How many lines in the records below hold the string "рѣчь"? Answer with the number alone.

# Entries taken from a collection
________________________________________
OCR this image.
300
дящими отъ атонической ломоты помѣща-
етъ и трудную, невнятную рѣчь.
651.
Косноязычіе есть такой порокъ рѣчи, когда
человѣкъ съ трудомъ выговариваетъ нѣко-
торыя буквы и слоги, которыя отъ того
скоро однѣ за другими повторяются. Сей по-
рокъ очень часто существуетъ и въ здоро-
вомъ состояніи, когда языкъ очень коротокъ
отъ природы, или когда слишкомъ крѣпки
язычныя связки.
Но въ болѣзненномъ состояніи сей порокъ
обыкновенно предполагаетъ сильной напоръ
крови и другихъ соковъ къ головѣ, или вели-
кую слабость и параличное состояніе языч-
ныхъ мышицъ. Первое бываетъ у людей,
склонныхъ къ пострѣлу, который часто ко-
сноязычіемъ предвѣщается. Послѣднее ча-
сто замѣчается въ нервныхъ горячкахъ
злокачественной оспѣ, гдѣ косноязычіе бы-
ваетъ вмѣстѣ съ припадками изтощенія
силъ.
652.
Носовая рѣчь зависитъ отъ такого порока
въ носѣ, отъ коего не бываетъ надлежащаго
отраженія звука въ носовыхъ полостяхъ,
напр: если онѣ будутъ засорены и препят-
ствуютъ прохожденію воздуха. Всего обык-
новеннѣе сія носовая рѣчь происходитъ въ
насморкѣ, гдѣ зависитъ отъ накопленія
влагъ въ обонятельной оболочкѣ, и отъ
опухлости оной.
________________________________________
# The response
3